## [Request]
Copy every line of the data that includes the string "tachycardia".

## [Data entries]

○ ○ ○ ○ ○

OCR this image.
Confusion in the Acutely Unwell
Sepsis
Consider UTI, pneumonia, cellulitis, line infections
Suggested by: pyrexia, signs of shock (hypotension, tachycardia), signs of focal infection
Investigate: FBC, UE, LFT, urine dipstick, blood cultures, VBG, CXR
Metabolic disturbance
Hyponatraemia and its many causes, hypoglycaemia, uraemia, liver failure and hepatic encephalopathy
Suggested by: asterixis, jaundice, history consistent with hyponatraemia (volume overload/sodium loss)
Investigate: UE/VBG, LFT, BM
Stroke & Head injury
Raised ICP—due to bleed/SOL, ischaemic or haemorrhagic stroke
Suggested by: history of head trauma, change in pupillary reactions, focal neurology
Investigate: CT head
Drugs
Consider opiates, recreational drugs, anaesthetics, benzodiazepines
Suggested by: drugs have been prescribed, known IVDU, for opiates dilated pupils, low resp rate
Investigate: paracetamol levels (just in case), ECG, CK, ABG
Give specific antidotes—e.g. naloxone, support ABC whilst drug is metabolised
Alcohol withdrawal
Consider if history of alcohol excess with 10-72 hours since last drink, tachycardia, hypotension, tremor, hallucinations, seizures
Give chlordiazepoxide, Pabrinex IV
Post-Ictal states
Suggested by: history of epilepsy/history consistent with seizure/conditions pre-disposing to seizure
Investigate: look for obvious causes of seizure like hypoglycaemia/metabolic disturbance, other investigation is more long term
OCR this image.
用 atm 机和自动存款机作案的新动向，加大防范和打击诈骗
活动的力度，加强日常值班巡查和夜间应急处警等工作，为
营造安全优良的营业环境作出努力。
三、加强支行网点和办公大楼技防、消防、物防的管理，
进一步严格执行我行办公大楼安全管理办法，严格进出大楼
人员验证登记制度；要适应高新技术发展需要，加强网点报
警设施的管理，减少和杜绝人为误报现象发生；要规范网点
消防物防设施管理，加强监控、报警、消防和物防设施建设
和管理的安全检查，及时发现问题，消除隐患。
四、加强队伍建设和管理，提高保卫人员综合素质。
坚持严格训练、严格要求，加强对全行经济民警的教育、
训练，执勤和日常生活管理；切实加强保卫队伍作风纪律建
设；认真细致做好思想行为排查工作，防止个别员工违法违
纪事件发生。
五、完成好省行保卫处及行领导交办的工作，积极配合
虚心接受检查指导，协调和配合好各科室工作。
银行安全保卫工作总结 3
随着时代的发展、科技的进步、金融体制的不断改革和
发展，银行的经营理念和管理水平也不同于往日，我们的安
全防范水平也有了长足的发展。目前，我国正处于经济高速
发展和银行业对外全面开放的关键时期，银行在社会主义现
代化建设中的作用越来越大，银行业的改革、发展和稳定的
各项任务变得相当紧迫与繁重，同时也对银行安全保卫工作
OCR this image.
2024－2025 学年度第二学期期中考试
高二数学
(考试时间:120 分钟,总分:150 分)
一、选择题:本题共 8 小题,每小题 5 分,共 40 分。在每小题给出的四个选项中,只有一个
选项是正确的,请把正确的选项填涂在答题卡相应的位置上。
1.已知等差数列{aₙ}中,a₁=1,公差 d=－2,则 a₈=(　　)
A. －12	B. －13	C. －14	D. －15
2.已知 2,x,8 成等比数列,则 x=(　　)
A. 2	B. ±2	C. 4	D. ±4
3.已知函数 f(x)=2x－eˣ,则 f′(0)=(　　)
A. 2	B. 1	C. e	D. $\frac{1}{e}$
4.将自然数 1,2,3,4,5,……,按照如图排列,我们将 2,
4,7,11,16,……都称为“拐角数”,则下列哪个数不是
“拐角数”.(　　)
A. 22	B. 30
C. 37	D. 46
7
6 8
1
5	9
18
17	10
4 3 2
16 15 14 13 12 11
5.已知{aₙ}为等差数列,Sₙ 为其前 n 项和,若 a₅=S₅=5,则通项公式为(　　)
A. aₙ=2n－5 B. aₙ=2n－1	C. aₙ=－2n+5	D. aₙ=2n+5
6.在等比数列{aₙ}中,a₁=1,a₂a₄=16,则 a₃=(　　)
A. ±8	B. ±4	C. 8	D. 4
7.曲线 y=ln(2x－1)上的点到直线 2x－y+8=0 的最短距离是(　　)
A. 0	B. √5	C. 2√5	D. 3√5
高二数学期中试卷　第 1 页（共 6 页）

○ ○ ○ ○ ○

## [Solution for this problem]
Suggested by: pyrexia, signs of shock (hypotension, tachycardia), signs of focal infection
Consider if history of alcohol excess with 10-72 hours since last drink, tachycardia, hypotension, tremor, hallucinations, seizures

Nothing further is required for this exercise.